-- Required work --
Write each record again exactly as it stands.
## Begin Material for this task
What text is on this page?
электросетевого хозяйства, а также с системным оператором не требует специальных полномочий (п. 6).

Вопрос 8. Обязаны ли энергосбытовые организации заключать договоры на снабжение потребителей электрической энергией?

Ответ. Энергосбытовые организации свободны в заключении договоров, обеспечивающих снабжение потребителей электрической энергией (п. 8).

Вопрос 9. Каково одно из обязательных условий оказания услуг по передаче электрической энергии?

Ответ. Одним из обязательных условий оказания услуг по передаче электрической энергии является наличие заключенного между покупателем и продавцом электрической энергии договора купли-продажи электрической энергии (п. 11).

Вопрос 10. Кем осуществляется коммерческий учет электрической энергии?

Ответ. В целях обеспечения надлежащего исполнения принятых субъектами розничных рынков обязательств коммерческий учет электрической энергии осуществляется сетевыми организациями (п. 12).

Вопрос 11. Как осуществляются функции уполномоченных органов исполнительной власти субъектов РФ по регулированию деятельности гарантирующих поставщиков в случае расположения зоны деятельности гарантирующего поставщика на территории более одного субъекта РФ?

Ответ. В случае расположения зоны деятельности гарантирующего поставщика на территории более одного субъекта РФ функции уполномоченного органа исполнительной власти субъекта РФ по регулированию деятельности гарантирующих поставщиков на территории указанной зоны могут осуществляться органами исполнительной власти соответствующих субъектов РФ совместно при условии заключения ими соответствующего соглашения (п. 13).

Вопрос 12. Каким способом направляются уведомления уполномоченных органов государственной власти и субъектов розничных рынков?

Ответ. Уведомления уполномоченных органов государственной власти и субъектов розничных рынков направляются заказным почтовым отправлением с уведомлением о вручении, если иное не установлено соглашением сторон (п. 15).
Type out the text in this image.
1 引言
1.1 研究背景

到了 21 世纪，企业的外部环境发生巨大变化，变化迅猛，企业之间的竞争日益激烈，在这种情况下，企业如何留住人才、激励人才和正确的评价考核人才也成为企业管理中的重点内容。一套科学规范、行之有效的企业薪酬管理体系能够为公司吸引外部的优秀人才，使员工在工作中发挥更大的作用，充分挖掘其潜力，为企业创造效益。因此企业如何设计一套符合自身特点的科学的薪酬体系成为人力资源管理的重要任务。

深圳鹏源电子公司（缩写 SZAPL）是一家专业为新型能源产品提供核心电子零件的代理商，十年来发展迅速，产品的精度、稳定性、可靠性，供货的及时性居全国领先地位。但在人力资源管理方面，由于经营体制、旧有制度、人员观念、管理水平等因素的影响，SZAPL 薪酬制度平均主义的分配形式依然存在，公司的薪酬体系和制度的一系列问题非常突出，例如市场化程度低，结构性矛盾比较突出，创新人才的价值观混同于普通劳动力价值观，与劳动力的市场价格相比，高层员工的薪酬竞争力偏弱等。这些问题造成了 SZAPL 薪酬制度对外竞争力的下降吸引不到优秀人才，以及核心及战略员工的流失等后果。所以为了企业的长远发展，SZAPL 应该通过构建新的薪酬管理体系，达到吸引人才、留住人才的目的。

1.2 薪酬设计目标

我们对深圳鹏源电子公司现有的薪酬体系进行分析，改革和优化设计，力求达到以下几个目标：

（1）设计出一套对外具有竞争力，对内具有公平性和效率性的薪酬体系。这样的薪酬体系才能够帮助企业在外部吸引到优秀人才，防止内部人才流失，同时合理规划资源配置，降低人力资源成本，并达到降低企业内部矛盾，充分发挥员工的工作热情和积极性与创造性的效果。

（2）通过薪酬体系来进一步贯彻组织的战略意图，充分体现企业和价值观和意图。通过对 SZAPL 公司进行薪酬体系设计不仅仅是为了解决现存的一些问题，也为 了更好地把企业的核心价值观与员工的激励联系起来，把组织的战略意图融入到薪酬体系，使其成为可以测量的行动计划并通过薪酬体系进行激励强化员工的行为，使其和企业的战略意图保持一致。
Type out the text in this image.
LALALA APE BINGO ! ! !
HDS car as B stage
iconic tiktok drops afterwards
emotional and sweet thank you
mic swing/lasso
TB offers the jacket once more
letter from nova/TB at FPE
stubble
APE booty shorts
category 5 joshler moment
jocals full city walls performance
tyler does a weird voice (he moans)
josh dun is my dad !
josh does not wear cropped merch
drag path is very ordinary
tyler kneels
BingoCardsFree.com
## End Material for this task
-- Output for this task --
What text is on this page?
электросетевого хозяйства, а также с системным оператором не требует специальных полномочий (п. 6).

Вопрос 8. Обязаны ли энергосбытовые организации заключать договоры на снабжение потребителей электрической энергией?

Ответ. Энергосбытовые организации свободны в заключении договоров, обеспечивающих снабжение потребителей электрической энергией (п. 8).

Вопрос 9. Каково одно из обязательных условий оказания услуг по передаче электрической энергии?

Ответ. Одним из обязательных условий оказания услуг по передаче электрической энергии является наличие заключенного между покупателем и продавцом электрической энергии договора купли-продажи электрической энергии (п. 11).

Вопрос 10. Кем осуществляется коммерческий учет электрической энергии?

Ответ. В целях обеспечения надлежащего исполнения принятых субъектами розничных рынков обязательств коммерческий учет электрической энергии осуществляется сетевыми организациями (п. 12).

Вопрос 11. Как осуществляются функции уполномоченных органов исполнительной власти субъектов РФ по регулированию деятельности гарантирующих поставщиков в случае расположения зоны деятельности гарантирующего поставщика на территории более одного субъекта РФ?

Ответ. В случае расположения зоны деятельности гарантирующего поставщика на территории более одного субъекта РФ функции уполномоченного органа исполнительной власти субъекта РФ по регулированию деятельности гарантирующих поставщиков на территории указанной зоны могут осуществляться органами исполнительной власти соответствующих субъектов РФ совместно при условии заключения ими соответствующего соглашения (п. 13).

Вопрос 12. Каким способом направляются уведомления уполномоченных органов государственной власти и субъектов розничных рынков?

Ответ. Уведомления уполномоченных органов государственной власти и субъектов розничных рынков направляются заказным почтовым отправлением с уведомлением о вручении, если иное не установлено соглашением сторон (п. 15).
Type out the text in this image.
1 引言
1.1 研究背景

到了 21 世纪，企业的外部环境发生巨大变化，变化迅猛，企业之间的竞争日益激烈，在这种情况下，企业如何留住人才、激励人才和正确的评价考核人才也成为企业管理中的重点内容。一套科学规范、行之有效的企业薪酬管理体系能够为公司吸引外部的优秀人才，使员工在工作中发挥更大的作用，充分挖掘其潜力，为企业创造效益。因此企业如何设计一套符合自身特点的科学的薪酬体系成为人力资源管理的重要任务。

深圳鹏源电子公司（缩写 SZAPL）是一家专业为新型能源产品提供核心电子零件的代理商，十年来发展迅速，产品的精度、稳定性、可靠性，供货的及时性居全国领先地位。但在人力资源管理方面，由于经营体制、旧有制度、人员观念、管理水平等因素的影响，SZAPL 薪酬制度平均主义的分配形式依然存在，公司的薪酬体系和制度的一系列问题非常突出，例如市场化程度低，结构性矛盾比较突出，创新人才的价值观混同于普通劳动力价值观，与劳动力的市场价格相比，高层员工的薪酬竞争力偏弱等。这些问题造成了 SZAPL 薪酬制度对外竞争力的下降吸引不到优秀人才，以及核心及战略员工的流失等后果。所以为了企业的长远发展，SZAPL 应该通过构建新的薪酬管理体系，达到吸引人才、留住人才的目的。

1.2 薪酬设计目标

我们对深圳鹏源电子公司现有的薪酬体系进行分析，改革和优化设计，力求达到以下几个目标：

（1）设计出一套对外具有竞争力，对内具有公平性和效率性的薪酬体系。这样的薪酬体系才能够帮助企业在外部吸引到优秀人才，防止内部人才流失，同时合理规划资源配置，降低人力资源成本，并达到降低企业内部矛盾，充分发挥员工的工作热情和积极性与创造性的效果。

（2）通过薪酬体系来进一步贯彻组织的战略意图，充分体现企业和价值观和意图。通过对 SZAPL 公司进行薪酬体系设计不仅仅是为了解决现存的一些问题，也为 了更好地把企业的核心价值观与员工的激励联系起来，把组织的战略意图融入到薪酬体系，使其成为可以测量的行动计划并通过薪酬体系进行激励强化员工的行为，使其和企业的战略意图保持一致。
Type out the text in this image.
LALALA APE BINGO ! ! !
HDS car as B stage
iconic tiktok drops afterwards
emotional and sweet thank you
mic swing/lasso
TB offers the jacket once more
letter from nova/TB at FPE
stubble
APE booty shorts
category 5 joshler moment
jocals full city walls performance
tyler does a weird voice (he moans)
josh dun is my dad !
josh does not wear cropped merch
drag path is very ordinary
tyler kneels
BingoCardsFree.com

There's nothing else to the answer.